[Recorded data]

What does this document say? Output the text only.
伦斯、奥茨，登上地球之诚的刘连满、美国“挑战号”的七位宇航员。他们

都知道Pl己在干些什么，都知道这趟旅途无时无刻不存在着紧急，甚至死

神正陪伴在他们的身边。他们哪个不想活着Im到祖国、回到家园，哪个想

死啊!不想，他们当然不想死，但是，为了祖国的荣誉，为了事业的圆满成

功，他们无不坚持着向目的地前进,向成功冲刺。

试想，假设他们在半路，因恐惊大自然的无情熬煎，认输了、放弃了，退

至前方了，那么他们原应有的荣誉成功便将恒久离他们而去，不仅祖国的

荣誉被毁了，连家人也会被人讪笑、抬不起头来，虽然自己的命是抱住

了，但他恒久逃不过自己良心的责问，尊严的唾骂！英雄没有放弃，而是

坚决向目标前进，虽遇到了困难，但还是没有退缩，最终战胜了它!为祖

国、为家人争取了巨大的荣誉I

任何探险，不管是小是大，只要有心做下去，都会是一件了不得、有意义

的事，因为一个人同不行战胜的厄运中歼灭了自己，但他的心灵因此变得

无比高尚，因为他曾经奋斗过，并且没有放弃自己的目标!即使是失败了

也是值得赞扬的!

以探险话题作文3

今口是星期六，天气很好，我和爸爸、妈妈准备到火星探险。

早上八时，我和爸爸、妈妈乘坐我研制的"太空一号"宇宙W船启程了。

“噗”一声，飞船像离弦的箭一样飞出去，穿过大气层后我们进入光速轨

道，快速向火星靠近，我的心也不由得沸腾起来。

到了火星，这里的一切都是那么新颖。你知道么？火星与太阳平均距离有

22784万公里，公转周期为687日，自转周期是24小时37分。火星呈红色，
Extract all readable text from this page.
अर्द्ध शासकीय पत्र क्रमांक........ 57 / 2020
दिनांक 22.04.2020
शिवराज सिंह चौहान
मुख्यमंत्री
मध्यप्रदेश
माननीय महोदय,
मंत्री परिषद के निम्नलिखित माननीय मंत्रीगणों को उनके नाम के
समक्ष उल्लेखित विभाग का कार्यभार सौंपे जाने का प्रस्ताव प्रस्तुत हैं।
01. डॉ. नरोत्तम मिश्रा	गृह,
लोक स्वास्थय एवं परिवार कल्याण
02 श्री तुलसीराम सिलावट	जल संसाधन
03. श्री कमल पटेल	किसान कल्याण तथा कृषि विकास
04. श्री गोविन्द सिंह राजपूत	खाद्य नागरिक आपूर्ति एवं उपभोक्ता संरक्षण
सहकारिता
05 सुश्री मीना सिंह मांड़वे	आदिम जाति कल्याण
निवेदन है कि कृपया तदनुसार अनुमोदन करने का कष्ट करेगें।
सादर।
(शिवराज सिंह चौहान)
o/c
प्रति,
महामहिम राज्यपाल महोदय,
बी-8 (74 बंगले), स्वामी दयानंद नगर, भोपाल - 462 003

(TASK DESCRIPTION) Every entry must be quoted exactly as it appears above.

(ANSWER BELOW)
What does this document say? Output the text only.
伦斯、奥茨，登上地球之诚的刘连满、美国“挑战号”的七位宇航员。他们

都知道Pl己在干些什么，都知道这趟旅途无时无刻不存在着紧急，甚至死

神正陪伴在他们的身边。他们哪个不想活着Im到祖国、回到家园，哪个想

死啊!不想，他们当然不想死，但是，为了祖国的荣誉，为了事业的圆满成

功，他们无不坚持着向目的地前进,向成功冲刺。

试想，假设他们在半路，因恐惊大自然的无情熬煎，认输了、放弃了，退

至前方了，那么他们原应有的荣誉成功便将恒久离他们而去，不仅祖国的

荣誉被毁了，连家人也会被人讪笑、抬不起头来，虽然自己的命是抱住

了，但他恒久逃不过自己良心的责问，尊严的唾骂！英雄没有放弃，而是

坚决向目标前进，虽遇到了困难，但还是没有退缩，最终战胜了它!为祖

国、为家人争取了巨大的荣誉I

任何探险，不管是小是大，只要有心做下去，都会是一件了不得、有意义

的事，因为一个人同不行战胜的厄运中歼灭了自己，但他的心灵因此变得

无比高尚，因为他曾经奋斗过，并且没有放弃自己的目标!即使是失败了

也是值得赞扬的!

以探险话题作文3

今口是星期六，天气很好，我和爸爸、妈妈准备到火星探险。

早上八时，我和爸爸、妈妈乘坐我研制的"太空一号"宇宙W船启程了。

“噗”一声，飞船像离弦的箭一样飞出去，穿过大气层后我们进入光速轨

道，快速向火星靠近，我的心也不由得沸腾起来。

到了火星，这里的一切都是那么新颖。你知道么？火星与太阳平均距离有

22784万公里，公转周期为687日，自转周期是24小时37分。火星呈红色，
Extract all readable text from this page.
अर्द्ध शासकीय पत्र क्रमांक........ 57 / 2020
दिनांक 22.04.2020
शिवराज सिंह चौहान
मुख्यमंत्री
मध्यप्रदेश
माननीय महोदय,
मंत्री परिषद के निम्नलिखित माननीय मंत्रीगणों को उनके नाम के
समक्ष उल्लेखित विभाग का कार्यभार सौंपे जाने का प्रस्ताव प्रस्तुत हैं।
01. डॉ. नरोत्तम मिश्रा	गृह,
लोक स्वास्थय एवं परिवार कल्याण
02 श्री तुलसीराम सिलावट	जल संसाधन
03. श्री कमल पटेल	किसान कल्याण तथा कृषि विकास
04. श्री गोविन्द सिंह राजपूत	खाद्य नागरिक आपूर्ति एवं उपभोक्ता संरक्षण
सहकारिता
05 सुश्री मीना सिंह मांड़वे	आदिम जाति कल्याण
निवेदन है कि कृपया तदनुसार अनुमोदन करने का कष्ट करेगें।
सादर।
(शिवराज सिंह चौहान)
o/c
प्रति,
महामहिम राज्यपाल महोदय,
बी-8 (74 बंगले), स्वामी दयानंद नगर, भोपाल - 462 003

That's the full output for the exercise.